**INSTRUCTION**:
Repeat exactly the lines that run from the one containing "What's the underlying" to the end of the data, and leave out all others.

[Dataset records]
%%
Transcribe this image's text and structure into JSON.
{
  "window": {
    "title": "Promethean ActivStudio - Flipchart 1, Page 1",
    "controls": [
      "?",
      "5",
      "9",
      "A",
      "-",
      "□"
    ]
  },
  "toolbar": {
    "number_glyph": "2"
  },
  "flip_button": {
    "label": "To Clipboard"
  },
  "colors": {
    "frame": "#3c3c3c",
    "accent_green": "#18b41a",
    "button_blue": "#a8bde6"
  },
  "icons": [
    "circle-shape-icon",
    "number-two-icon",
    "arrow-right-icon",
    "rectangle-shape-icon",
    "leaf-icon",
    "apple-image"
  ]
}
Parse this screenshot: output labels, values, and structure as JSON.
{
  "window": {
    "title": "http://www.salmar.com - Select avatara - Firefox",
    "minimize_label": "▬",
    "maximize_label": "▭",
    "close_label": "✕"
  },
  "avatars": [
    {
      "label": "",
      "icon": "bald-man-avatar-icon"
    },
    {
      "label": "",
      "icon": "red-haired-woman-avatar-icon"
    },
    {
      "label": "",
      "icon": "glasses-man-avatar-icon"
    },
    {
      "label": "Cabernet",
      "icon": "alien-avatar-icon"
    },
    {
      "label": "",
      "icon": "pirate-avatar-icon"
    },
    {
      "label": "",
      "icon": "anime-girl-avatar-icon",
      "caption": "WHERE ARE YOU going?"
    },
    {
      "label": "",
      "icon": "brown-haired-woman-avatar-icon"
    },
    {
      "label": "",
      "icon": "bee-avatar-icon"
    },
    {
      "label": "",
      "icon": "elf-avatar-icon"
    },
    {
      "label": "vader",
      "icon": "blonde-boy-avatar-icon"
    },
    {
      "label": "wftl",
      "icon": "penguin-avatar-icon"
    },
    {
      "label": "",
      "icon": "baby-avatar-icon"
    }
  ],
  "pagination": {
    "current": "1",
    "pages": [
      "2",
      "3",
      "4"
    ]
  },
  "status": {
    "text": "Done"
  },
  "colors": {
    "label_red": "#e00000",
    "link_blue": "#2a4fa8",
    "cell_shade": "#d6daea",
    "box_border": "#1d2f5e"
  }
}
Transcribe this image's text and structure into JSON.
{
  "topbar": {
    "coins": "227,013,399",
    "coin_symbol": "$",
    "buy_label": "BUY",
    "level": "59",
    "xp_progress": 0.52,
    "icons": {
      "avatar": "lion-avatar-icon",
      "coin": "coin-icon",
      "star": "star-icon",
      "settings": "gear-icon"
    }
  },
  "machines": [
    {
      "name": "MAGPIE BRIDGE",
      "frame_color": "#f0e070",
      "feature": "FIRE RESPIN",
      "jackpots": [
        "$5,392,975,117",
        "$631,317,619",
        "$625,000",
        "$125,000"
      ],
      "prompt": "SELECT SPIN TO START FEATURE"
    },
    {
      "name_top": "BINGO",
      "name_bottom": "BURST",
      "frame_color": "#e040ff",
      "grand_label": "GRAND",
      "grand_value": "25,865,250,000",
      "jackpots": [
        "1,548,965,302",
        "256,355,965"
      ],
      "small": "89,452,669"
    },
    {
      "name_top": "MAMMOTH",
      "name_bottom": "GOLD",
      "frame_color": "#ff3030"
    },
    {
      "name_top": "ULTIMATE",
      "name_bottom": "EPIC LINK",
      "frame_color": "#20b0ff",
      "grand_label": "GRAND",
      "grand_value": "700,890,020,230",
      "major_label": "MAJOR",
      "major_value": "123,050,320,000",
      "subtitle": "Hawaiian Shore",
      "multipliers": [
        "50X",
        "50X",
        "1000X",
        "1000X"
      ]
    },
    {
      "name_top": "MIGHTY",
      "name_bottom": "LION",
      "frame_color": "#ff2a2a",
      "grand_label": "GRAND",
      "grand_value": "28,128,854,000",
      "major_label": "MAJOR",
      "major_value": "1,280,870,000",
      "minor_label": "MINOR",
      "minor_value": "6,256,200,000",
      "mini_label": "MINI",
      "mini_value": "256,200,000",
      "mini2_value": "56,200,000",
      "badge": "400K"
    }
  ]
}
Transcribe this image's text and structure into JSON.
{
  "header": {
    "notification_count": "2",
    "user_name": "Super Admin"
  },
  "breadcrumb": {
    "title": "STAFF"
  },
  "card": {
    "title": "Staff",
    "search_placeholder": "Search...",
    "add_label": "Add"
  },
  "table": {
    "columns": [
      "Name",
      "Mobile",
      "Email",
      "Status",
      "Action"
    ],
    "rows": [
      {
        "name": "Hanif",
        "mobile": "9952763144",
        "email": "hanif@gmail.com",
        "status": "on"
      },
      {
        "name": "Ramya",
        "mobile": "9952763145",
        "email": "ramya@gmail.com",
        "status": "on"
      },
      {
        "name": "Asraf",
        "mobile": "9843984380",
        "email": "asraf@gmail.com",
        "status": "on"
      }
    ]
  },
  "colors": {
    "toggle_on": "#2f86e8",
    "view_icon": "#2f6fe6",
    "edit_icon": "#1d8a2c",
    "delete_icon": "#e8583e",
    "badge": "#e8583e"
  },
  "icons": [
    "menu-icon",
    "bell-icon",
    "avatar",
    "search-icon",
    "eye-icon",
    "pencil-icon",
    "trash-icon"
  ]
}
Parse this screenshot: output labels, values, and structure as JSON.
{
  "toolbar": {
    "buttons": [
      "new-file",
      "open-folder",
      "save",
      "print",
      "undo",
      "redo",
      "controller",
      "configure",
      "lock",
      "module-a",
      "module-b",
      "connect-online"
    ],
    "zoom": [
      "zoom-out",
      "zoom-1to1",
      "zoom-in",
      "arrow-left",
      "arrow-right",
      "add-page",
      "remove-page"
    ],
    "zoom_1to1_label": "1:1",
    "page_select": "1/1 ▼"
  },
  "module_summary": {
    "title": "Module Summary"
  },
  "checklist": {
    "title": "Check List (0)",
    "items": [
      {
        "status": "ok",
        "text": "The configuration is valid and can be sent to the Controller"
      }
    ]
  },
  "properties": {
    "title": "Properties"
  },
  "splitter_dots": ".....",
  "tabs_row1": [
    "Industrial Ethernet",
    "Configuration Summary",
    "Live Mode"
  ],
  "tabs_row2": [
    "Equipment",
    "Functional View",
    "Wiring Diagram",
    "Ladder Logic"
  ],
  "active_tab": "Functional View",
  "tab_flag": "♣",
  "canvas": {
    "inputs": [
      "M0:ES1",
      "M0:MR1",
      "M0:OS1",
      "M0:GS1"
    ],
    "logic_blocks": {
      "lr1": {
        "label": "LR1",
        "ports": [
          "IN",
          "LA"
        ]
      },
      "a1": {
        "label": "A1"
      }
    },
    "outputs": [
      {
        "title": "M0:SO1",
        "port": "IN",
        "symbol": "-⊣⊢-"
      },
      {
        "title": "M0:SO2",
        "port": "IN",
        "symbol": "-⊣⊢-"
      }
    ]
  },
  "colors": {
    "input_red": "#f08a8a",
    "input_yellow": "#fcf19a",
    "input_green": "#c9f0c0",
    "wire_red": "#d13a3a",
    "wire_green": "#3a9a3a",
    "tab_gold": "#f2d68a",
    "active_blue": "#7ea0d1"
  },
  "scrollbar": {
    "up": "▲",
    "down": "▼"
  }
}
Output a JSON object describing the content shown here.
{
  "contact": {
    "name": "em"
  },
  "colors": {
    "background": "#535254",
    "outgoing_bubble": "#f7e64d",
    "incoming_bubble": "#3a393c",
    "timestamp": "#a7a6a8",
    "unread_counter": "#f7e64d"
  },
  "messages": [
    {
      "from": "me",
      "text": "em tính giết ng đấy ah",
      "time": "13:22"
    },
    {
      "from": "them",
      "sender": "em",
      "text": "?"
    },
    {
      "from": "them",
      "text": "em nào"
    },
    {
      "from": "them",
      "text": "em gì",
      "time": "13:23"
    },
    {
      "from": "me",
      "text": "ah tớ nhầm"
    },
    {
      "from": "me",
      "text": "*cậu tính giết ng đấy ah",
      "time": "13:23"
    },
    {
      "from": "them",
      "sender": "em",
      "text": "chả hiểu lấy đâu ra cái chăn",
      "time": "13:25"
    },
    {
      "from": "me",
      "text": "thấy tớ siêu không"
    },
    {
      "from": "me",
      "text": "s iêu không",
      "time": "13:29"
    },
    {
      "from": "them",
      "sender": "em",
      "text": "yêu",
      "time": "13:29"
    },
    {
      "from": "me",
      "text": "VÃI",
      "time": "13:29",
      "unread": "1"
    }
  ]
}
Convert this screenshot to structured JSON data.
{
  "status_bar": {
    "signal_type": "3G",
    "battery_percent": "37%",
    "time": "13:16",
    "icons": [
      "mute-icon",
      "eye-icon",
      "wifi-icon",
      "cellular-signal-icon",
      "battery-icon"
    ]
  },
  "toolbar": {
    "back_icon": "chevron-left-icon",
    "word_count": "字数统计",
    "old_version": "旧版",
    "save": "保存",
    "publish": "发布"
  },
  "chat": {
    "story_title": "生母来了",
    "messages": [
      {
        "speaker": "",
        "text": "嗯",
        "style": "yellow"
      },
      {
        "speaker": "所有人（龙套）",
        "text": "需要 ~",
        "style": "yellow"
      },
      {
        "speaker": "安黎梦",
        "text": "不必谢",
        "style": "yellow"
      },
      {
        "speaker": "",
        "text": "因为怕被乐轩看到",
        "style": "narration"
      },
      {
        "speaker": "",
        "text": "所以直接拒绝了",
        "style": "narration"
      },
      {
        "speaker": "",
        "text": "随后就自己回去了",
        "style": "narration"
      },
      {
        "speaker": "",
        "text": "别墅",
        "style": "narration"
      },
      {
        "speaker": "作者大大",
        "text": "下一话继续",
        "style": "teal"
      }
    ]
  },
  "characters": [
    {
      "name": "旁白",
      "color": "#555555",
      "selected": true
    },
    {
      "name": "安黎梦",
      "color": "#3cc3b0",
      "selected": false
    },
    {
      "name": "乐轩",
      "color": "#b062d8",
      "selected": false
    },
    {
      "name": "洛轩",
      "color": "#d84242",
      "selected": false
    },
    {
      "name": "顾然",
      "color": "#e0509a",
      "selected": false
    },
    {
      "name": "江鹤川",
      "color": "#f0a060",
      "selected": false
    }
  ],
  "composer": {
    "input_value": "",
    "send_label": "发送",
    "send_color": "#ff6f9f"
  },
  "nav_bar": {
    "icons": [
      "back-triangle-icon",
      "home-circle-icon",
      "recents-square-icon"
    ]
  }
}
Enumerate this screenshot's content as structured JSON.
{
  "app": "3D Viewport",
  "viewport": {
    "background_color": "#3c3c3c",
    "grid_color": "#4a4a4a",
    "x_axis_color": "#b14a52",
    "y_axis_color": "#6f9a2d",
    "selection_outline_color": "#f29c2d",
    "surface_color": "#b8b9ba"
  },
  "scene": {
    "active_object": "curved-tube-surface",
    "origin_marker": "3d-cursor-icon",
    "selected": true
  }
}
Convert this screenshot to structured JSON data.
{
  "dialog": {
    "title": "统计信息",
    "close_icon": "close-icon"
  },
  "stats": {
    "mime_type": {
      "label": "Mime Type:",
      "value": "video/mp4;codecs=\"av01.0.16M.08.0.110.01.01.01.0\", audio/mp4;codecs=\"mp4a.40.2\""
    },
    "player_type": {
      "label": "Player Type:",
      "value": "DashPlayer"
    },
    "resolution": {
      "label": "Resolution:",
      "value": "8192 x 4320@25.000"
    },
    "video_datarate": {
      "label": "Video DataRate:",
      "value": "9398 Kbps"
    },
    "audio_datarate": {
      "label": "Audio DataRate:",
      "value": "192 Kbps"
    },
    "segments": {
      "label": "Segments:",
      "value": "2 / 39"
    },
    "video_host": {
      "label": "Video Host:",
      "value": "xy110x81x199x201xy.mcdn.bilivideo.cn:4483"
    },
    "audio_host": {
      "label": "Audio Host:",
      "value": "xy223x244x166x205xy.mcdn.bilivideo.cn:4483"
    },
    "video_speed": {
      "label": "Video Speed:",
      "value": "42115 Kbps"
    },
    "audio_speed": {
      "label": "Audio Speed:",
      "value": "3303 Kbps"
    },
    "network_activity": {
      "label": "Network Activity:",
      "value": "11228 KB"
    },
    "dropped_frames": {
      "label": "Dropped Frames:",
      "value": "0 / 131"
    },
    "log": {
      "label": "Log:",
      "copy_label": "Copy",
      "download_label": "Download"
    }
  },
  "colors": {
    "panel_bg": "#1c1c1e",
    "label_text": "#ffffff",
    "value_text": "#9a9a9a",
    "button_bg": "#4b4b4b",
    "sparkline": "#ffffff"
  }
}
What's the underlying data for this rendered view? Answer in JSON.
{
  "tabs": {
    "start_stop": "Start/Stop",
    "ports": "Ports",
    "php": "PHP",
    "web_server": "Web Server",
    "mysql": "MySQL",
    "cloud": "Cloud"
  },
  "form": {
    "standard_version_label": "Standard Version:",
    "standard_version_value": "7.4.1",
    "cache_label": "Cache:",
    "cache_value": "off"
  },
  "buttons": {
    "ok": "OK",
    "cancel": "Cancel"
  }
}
%%
**REPLY**:
What's the underlying data for this rendered view? Answer in JSON.
{
  "tabs": {
    "start_stop": "Start/Stop",
    "ports": "Ports",
    "php": "PHP",
    "web_server": "Web Server",
    "mysql": "MySQL",
    "cloud": "Cloud"
  },
  "form": {
    "standard_version_label": "Standard Version:",
    "standard_version_value": "7.4.1",
    "cache_label": "Cache:",
    "cache_value": "off"
  },
  "buttons": {
    "ok": "OK",
    "cancel": "Cancel"
  }
}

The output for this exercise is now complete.